Any picture among the records should be left out, please; retype the rest exactly.

§ Source records:
Start

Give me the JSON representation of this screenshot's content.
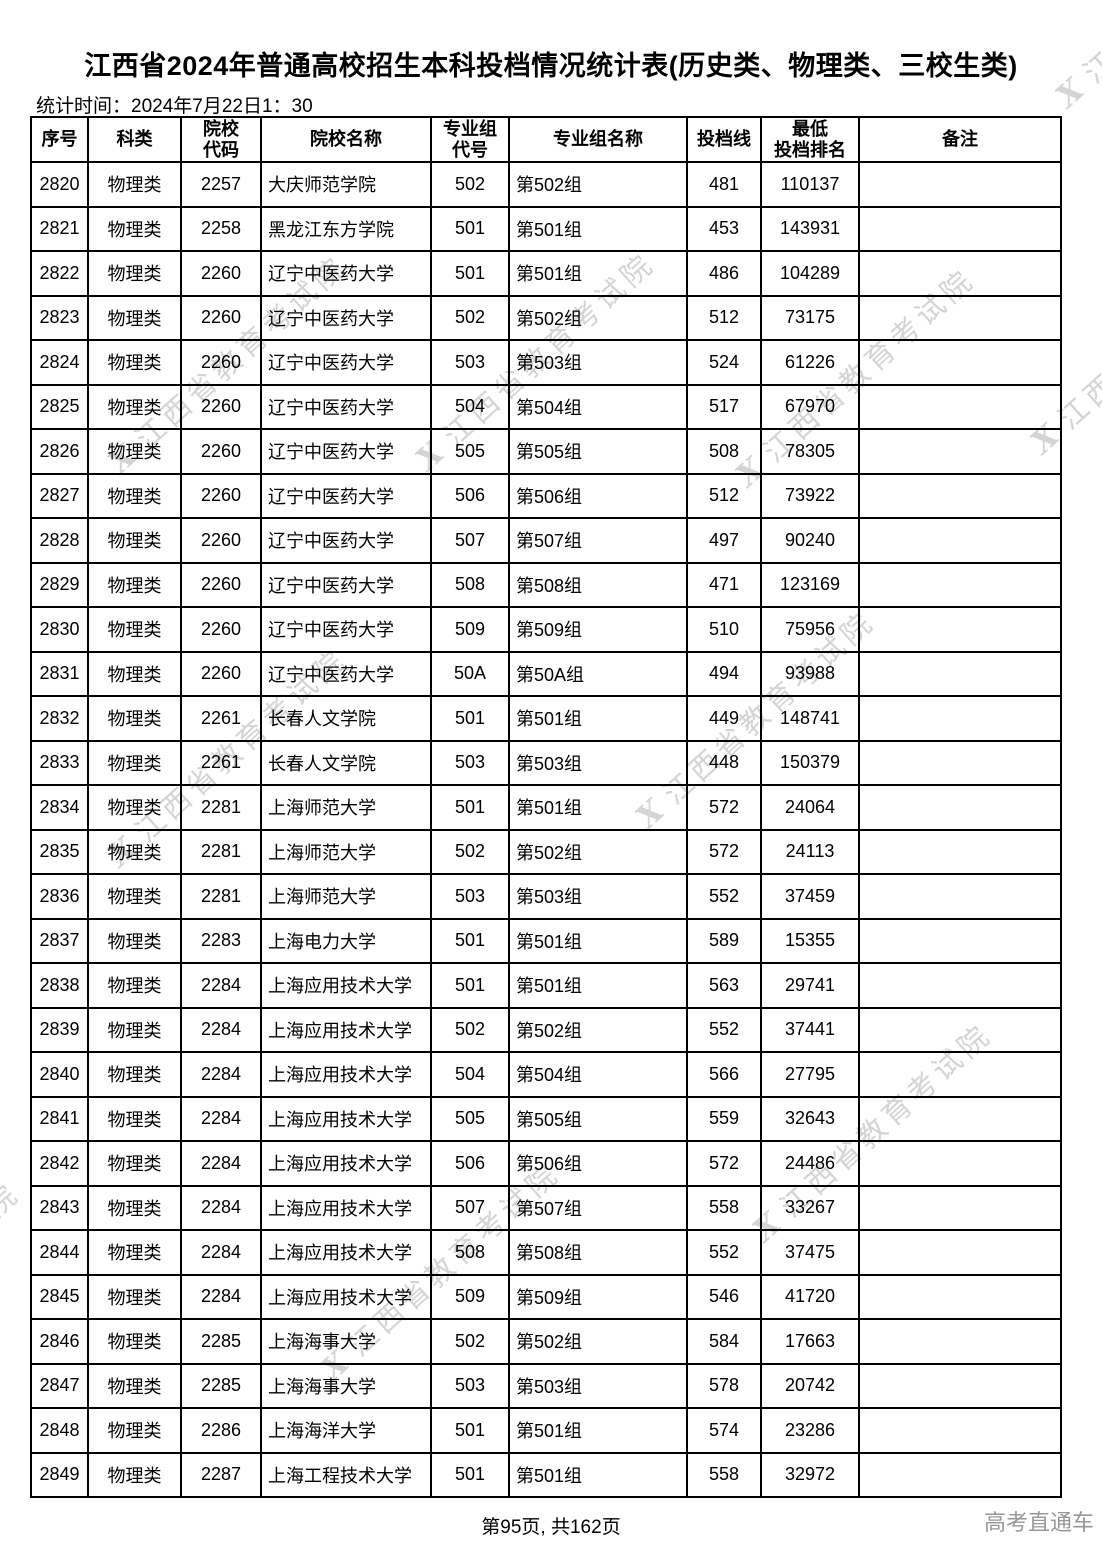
{
  "page": {
    "title": "江西省2024年普通高校招生本科投档情况统计表(历史类、物理类、三校生类)",
    "stat_time": "统计时间：2024年7月22日1：30",
    "footer": {
      "page_indicator": "第95页, 共162页",
      "brand": "高考直通车"
    },
    "watermark": {
      "logo": "X",
      "text": "江西省教育考试院"
    }
  },
  "table": {
    "header": [
      {
        "line1": "序号"
      },
      {
        "line1": "科类"
      },
      {
        "line1": "院校",
        "line2": "代码"
      },
      {
        "line1": "院校名称"
      },
      {
        "line1": "专业组",
        "line2": "代号"
      },
      {
        "line1": "专业组名称"
      },
      {
        "line1": "投档线"
      },
      {
        "line1": "最低",
        "line2": "投档排名"
      },
      {
        "line1": "备注"
      }
    ],
    "rows": [
      [
        "2820",
        "物理类",
        "2257",
        "大庆师范学院",
        "502",
        "第502组",
        "481",
        "110137",
        ""
      ],
      [
        "2821",
        "物理类",
        "2258",
        "黑龙江东方学院",
        "501",
        "第501组",
        "453",
        "143931",
        ""
      ],
      [
        "2822",
        "物理类",
        "2260",
        "辽宁中医药大学",
        "501",
        "第501组",
        "486",
        "104289",
        ""
      ],
      [
        "2823",
        "物理类",
        "2260",
        "辽宁中医药大学",
        "502",
        "第502组",
        "512",
        "73175",
        ""
      ],
      [
        "2824",
        "物理类",
        "2260",
        "辽宁中医药大学",
        "503",
        "第503组",
        "524",
        "61226",
        ""
      ],
      [
        "2825",
        "物理类",
        "2260",
        "辽宁中医药大学",
        "504",
        "第504组",
        "517",
        "67970",
        ""
      ],
      [
        "2826",
        "物理类",
        "2260",
        "辽宁中医药大学",
        "505",
        "第505组",
        "508",
        "78305",
        ""
      ],
      [
        "2827",
        "物理类",
        "2260",
        "辽宁中医药大学",
        "506",
        "第506组",
        "512",
        "73922",
        ""
      ],
      [
        "2828",
        "物理类",
        "2260",
        "辽宁中医药大学",
        "507",
        "第507组",
        "497",
        "90240",
        ""
      ],
      [
        "2829",
        "物理类",
        "2260",
        "辽宁中医药大学",
        "508",
        "第508组",
        "471",
        "123169",
        ""
      ],
      [
        "2830",
        "物理类",
        "2260",
        "辽宁中医药大学",
        "509",
        "第509组",
        "510",
        "75956",
        ""
      ],
      [
        "2831",
        "物理类",
        "2260",
        "辽宁中医药大学",
        "50A",
        "第50A组",
        "494",
        "93988",
        ""
      ],
      [
        "2832",
        "物理类",
        "2261",
        "长春人文学院",
        "501",
        "第501组",
        "449",
        "148741",
        ""
      ],
      [
        "2833",
        "物理类",
        "2261",
        "长春人文学院",
        "503",
        "第503组",
        "448",
        "150379",
        ""
      ],
      [
        "2834",
        "物理类",
        "2281",
        "上海师范大学",
        "501",
        "第501组",
        "572",
        "24064",
        ""
      ],
      [
        "2835",
        "物理类",
        "2281",
        "上海师范大学",
        "502",
        "第502组",
        "572",
        "24113",
        ""
      ],
      [
        "2836",
        "物理类",
        "2281",
        "上海师范大学",
        "503",
        "第503组",
        "552",
        "37459",
        ""
      ],
      [
        "2837",
        "物理类",
        "2283",
        "上海电力大学",
        "501",
        "第501组",
        "589",
        "15355",
        ""
      ],
      [
        "2838",
        "物理类",
        "2284",
        "上海应用技术大学",
        "501",
        "第501组",
        "563",
        "29741",
        ""
      ],
      [
        "2839",
        "物理类",
        "2284",
        "上海应用技术大学",
        "502",
        "第502组",
        "552",
        "37441",
        ""
      ],
      [
        "2840",
        "物理类",
        "2284",
        "上海应用技术大学",
        "504",
        "第504组",
        "566",
        "27795",
        ""
      ],
      [
        "2841",
        "物理类",
        "2284",
        "上海应用技术大学",
        "505",
        "第505组",
        "559",
        "32643",
        ""
      ],
      [
        "2842",
        "物理类",
        "2284",
        "上海应用技术大学",
        "506",
        "第506组",
        "572",
        "24486",
        ""
      ],
      [
        "2843",
        "物理类",
        "2284",
        "上海应用技术大学",
        "507",
        "第507组",
        "558",
        "33267",
        ""
      ],
      [
        "2844",
        "物理类",
        "2284",
        "上海应用技术大学",
        "508",
        "第508组",
        "552",
        "37475",
        ""
      ],
      [
        "2845",
        "物理类",
        "2284",
        "上海应用技术大学",
        "509",
        "第509组",
        "546",
        "41720",
        ""
      ],
      [
        "2846",
        "物理类",
        "2285",
        "上海海事大学",
        "502",
        "第502组",
        "584",
        "17663",
        ""
      ],
      [
        "2847",
        "物理类",
        "2285",
        "上海海事大学",
        "503",
        "第503组",
        "578",
        "20742",
        ""
      ],
      [
        "2848",
        "物理类",
        "2286",
        "上海海洋大学",
        "501",
        "第501组",
        "574",
        "23286",
        ""
      ],
      [
        "2849",
        "物理类",
        "2287",
        "上海工程技术大学",
        "501",
        "第501组",
        "558",
        "32972",
        ""
      ]
    ]
  }
}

End

§ Reply to the task:
Give me the JSON representation of this screenshot's content.
{
  "page": {
    "title": "江西省2024年普通高校招生本科投档情况统计表(历史类、物理类、三校生类)",
    "stat_time": "统计时间：2024年7月22日1：30",
    "footer": {
      "page_indicator": "第95页, 共162页",
      "brand": "高考直通车"
    },
    "watermark": {
      "logo": "X",
      "text": "江西省教育考试院"
    }
  },
  "table": {
    "header": [
      {
        "line1": "序号"
      },
      {
        "line1": "科类"
      },
      {
        "line1": "院校",
        "line2": "代码"
      },
      {
        "line1": "院校名称"
      },
      {
        "line1": "专业组",
        "line2": "代号"
      },
      {
        "line1": "专业组名称"
      },
      {
        "line1": "投档线"
      },
      {
        "line1": "最低",
        "line2": "投档排名"
      },
      {
        "line1": "备注"
      }
    ],
    "rows": [
      [
        "2820",
        "物理类",
        "2257",
        "大庆师范学院",
        "502",
        "第502组",
        "481",
        "110137",
        ""
      ],
      [
        "2821",
        "物理类",
        "2258",
        "黑龙江东方学院",
        "501",
        "第501组",
        "453",
        "143931",
        ""
      ],
      [
        "2822",
        "物理类",
        "2260",
        "辽宁中医药大学",
        "501",
        "第501组",
        "486",
        "104289",
        ""
      ],
      [
        "2823",
        "物理类",
        "2260",
        "辽宁中医药大学",
        "502",
        "第502组",
        "512",
        "73175",
        ""
      ],
      [
        "2824",
        "物理类",
        "2260",
        "辽宁中医药大学",
        "503",
        "第503组",
        "524",
        "61226",
        ""
      ],
      [
        "2825",
        "物理类",
        "2260",
        "辽宁中医药大学",
        "504",
        "第504组",
        "517",
        "67970",
        ""
      ],
      [
        "2826",
        "物理类",
        "2260",
        "辽宁中医药大学",
        "505",
        "第505组",
        "508",
        "78305",
        ""
      ],
      [
        "2827",
        "物理类",
        "2260",
        "辽宁中医药大学",
        "506",
        "第506组",
        "512",
        "73922",
        ""
      ],
      [
        "2828",
        "物理类",
        "2260",
        "辽宁中医药大学",
        "507",
        "第507组",
        "497",
        "90240",
        ""
      ],
      [
        "2829",
        "物理类",
        "2260",
        "辽宁中医药大学",
        "508",
        "第508组",
        "471",
        "123169",
        ""
      ],
      [
        "2830",
        "物理类",
        "2260",
        "辽宁中医药大学",
        "509",
        "第509组",
        "510",
        "75956",
        ""
      ],
      [
        "2831",
        "物理类",
        "2260",
        "辽宁中医药大学",
        "50A",
        "第50A组",
        "494",
        "93988",
        ""
      ],
      [
        "2832",
        "物理类",
        "2261",
        "长春人文学院",
        "501",
        "第501组",
        "449",
        "148741",
        ""
      ],
      [
        "2833",
        "物理类",
        "2261",
        "长春人文学院",
        "503",
        "第503组",
        "448",
        "150379",
        ""
      ],
      [
        "2834",
        "物理类",
        "2281",
        "上海师范大学",
        "501",
        "第501组",
        "572",
        "24064",
        ""
      ],
      [
        "2835",
        "物理类",
        "2281",
        "上海师范大学",
        "502",
        "第502组",
        "572",
        "24113",
        ""
      ],
      [
        "2836",
        "物理类",
        "2281",
        "上海师范大学",
        "503",
        "第503组",
        "552",
        "37459",
        ""
      ],
      [
        "2837",
        "物理类",
        "2283",
        "上海电力大学",
        "501",
        "第501组",
        "589",
        "15355",
        ""
      ],
      [
        "2838",
        "物理类",
        "2284",
        "上海应用技术大学",
        "501",
        "第501组",
        "563",
        "29741",
        ""
      ],
      [
        "2839",
        "物理类",
        "2284",
        "上海应用技术大学",
        "502",
        "第502组",
        "552",
        "37441",
        ""
      ],
      [
        "2840",
        "物理类",
        "2284",
        "上海应用技术大学",
        "504",
        "第504组",
        "566",
        "27795",
        ""
      ],
      [
        "2841",
        "物理类",
        "2284",
        "上海应用技术大学",
        "505",
        "第505组",
        "559",
        "32643",
        ""
      ],
      [
        "2842",
        "物理类",
        "2284",
        "上海应用技术大学",
        "506",
        "第506组",
        "572",
        "24486",
        ""
      ],
      [
        "2843",
        "物理类",
        "2284",
        "上海应用技术大学",
        "507",
        "第507组",
        "558",
        "33267",
        ""
      ],
      [
        "2844",
        "物理类",
        "2284",
        "上海应用技术大学",
        "508",
        "第508组",
        "552",
        "37475",
        ""
      ],
      [
        "2845",
        "物理类",
        "2284",
        "上海应用技术大学",
        "509",
        "第509组",
        "546",
        "41720",
        ""
      ],
      [
        "2846",
        "物理类",
        "2285",
        "上海海事大学",
        "502",
        "第502组",
        "584",
        "17663",
        ""
      ],
      [
        "2847",
        "物理类",
        "2285",
        "上海海事大学",
        "503",
        "第503组",
        "578",
        "20742",
        ""
      ],
      [
        "2848",
        "物理类",
        "2286",
        "上海海洋大学",
        "501",
        "第501组",
        "574",
        "23286",
        ""
      ],
      [
        "2849",
        "物理类",
        "2287",
        "上海工程技术大学",
        "501",
        "第501组",
        "558",
        "32972",
        ""
      ]
    ]
  }
}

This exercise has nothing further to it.